ЧТО СДЕЛАТЬ.
Перепишите все позиции ниже слово в слово, сохранив каждую строку.

+++

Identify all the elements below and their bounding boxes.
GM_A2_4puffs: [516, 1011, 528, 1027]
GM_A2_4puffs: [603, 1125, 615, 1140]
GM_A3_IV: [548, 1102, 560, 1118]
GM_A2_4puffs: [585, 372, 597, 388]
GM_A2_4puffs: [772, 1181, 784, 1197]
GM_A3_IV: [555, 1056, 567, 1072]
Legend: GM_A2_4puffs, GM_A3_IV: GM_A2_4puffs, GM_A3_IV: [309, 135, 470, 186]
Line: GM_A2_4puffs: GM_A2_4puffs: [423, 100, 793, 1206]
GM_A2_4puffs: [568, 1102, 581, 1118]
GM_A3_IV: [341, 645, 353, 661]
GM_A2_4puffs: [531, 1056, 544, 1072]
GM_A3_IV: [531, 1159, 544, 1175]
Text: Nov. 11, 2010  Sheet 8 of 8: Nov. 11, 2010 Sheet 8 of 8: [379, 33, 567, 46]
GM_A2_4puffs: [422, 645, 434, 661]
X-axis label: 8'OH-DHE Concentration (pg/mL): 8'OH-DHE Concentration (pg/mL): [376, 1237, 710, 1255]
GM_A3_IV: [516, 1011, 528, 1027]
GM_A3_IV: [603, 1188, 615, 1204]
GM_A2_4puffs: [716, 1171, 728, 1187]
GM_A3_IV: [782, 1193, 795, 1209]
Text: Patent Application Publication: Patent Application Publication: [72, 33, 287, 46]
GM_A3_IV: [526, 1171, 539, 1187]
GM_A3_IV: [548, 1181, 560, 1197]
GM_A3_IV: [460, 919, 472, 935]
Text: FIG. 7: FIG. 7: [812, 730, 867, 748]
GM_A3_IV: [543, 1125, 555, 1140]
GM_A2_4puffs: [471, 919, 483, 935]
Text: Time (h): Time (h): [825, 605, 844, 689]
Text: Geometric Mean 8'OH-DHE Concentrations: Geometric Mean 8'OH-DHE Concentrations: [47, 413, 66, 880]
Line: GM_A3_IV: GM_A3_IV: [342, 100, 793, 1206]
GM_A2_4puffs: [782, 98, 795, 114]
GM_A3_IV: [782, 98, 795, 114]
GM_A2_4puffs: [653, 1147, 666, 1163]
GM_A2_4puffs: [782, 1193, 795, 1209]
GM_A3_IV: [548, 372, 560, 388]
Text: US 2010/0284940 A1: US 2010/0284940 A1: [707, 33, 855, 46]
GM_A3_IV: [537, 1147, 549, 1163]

+++

ПОЛНЫЙ ОТВЕТ.
Identify all the elements below and their bounding boxes.
GM_A2_4puffs: [516, 1011, 528, 1027]
GM_A2_4puffs: [603, 1125, 615, 1140]
GM_A3_IV: [548, 1102, 560, 1118]
GM_A2_4puffs: [585, 372, 597, 388]
GM_A2_4puffs: [772, 1181, 784, 1197]
GM_A3_IV: [555, 1056, 567, 1072]
Legend: GM_A2_4puffs, GM_A3_IV: GM_A2_4puffs, GM_A3_IV: [309, 135, 470, 186]
Line: GM_A2_4puffs: GM_A2_4puffs: [423, 100, 793, 1206]
GM_A2_4puffs: [568, 1102, 581, 1118]
GM_A3_IV: [341, 645, 353, 661]
GM_A2_4puffs: [531, 1056, 544, 1072]
GM_A3_IV: [531, 1159, 544, 1175]
Text: Nov. 11, 2010  Sheet 8 of 8: Nov. 11, 2010 Sheet 8 of 8: [379, 33, 567, 46]
GM_A2_4puffs: [422, 645, 434, 661]
X-axis label: 8'OH-DHE Concentration (pg/mL): 8'OH-DHE Concentration (pg/mL): [376, 1237, 710, 1255]
GM_A3_IV: [516, 1011, 528, 1027]
GM_A3_IV: [603, 1188, 615, 1204]
GM_A2_4puffs: [716, 1171, 728, 1187]
GM_A3_IV: [782, 1193, 795, 1209]
Text: Patent Application Publication: Patent Application Publication: [72, 33, 287, 46]
GM_A3_IV: [526, 1171, 539, 1187]
GM_A3_IV: [548, 1181, 560, 1197]
GM_A3_IV: [460, 919, 472, 935]
Text: FIG. 7: FIG. 7: [812, 730, 867, 748]
GM_A3_IV: [543, 1125, 555, 1140]
GM_A2_4puffs: [471, 919, 483, 935]
Text: Time (h): Time (h): [825, 605, 844, 689]
Text: Geometric Mean 8'OH-DHE Concentrations: Geometric Mean 8'OH-DHE Concentrations: [47, 413, 66, 880]
Line: GM_A3_IV: GM_A3_IV: [342, 100, 793, 1206]
GM_A2_4puffs: [782, 98, 795, 114]
GM_A3_IV: [782, 98, 795, 114]
GM_A2_4puffs: [653, 1147, 666, 1163]
GM_A2_4puffs: [782, 1193, 795, 1209]
GM_A3_IV: [548, 372, 560, 388]
Text: US 2010/0284940 A1: US 2010/0284940 A1: [707, 33, 855, 46]
GM_A3_IV: [537, 1147, 549, 1163]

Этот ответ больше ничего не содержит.